Work to be completed
Report how many lines below contain the word "SRMTID", and give only that number.

Available data
- - -

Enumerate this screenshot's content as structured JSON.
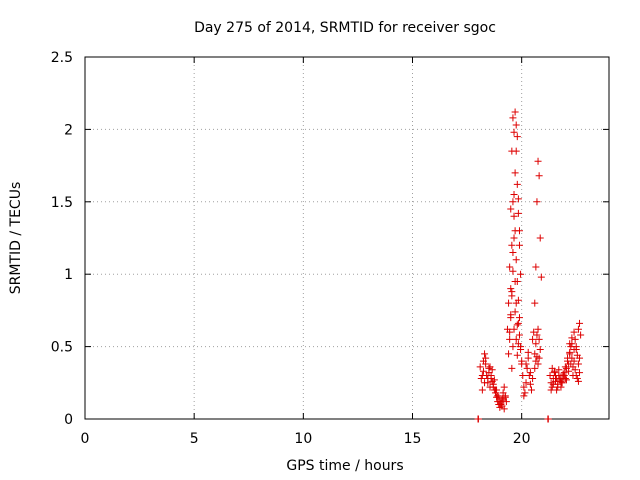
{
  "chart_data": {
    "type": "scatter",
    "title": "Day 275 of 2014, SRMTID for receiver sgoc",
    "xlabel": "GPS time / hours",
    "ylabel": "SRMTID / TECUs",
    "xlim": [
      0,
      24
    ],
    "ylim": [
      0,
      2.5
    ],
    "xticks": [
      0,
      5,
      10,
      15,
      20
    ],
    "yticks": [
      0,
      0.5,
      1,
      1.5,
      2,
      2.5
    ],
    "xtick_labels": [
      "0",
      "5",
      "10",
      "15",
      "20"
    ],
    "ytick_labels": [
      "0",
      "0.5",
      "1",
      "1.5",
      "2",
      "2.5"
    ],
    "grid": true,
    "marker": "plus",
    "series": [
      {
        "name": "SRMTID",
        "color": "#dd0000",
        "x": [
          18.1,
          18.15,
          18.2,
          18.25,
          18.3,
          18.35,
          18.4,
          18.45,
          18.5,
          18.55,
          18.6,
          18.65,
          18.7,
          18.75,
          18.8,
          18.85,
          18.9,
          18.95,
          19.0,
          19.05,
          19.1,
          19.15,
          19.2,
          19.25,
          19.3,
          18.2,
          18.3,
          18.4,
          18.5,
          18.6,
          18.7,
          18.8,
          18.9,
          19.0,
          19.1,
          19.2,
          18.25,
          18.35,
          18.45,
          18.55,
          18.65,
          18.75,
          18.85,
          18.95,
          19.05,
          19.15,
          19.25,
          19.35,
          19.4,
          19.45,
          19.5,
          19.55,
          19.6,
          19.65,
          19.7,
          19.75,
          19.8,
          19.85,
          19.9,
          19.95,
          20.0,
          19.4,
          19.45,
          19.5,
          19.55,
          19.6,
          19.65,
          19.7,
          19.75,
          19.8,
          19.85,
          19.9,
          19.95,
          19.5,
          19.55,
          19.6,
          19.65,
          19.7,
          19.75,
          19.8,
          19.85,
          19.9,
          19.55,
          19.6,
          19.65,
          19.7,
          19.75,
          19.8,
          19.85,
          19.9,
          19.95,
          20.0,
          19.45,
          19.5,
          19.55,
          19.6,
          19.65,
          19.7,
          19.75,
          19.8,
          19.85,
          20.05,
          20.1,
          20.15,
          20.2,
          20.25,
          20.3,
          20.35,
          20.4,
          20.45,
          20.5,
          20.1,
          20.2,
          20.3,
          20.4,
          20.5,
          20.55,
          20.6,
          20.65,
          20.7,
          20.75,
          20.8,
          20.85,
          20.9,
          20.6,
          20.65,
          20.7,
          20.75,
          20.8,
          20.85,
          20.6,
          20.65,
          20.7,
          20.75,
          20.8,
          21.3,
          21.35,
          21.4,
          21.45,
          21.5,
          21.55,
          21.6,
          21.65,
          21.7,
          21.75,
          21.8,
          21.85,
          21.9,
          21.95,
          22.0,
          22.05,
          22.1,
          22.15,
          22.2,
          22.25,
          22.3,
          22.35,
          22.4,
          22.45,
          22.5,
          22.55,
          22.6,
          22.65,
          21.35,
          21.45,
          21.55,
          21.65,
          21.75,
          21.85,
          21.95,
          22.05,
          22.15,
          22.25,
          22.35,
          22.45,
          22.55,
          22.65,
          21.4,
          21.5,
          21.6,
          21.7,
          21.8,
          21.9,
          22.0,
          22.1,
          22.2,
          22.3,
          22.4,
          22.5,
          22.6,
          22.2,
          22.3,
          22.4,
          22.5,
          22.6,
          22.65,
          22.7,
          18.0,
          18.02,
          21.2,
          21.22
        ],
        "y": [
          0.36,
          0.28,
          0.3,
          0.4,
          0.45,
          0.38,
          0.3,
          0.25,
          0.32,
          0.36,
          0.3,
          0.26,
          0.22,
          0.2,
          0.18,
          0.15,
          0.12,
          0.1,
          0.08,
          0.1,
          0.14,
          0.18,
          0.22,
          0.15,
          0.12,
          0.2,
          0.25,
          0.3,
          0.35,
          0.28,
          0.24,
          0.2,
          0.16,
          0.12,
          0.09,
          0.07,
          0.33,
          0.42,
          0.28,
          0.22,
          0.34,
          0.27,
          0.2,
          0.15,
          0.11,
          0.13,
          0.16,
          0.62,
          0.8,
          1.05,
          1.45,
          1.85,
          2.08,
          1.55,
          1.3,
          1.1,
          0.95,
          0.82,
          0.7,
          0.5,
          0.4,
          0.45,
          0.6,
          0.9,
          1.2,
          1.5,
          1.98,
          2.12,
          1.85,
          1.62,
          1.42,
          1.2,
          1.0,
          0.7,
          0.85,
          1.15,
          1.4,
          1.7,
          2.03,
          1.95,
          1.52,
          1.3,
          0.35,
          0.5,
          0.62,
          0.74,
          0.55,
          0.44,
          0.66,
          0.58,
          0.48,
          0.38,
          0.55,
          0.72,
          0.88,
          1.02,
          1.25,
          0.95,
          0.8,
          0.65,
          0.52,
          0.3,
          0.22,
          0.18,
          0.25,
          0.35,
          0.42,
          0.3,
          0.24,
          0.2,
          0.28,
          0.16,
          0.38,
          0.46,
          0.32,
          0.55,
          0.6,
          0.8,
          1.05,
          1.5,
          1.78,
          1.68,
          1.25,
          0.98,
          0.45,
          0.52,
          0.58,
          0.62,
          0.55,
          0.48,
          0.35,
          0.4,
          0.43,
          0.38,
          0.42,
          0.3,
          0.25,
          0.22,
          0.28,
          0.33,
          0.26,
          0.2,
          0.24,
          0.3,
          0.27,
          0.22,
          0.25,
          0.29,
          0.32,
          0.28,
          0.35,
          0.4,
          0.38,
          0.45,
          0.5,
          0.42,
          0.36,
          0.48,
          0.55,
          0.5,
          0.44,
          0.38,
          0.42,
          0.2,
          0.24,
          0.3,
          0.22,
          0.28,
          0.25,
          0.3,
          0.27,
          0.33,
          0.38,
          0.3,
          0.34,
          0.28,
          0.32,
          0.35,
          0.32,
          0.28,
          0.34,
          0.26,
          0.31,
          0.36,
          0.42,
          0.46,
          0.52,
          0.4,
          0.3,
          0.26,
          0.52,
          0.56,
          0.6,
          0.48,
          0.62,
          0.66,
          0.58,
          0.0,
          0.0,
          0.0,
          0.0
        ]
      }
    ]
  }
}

- - -

In response
3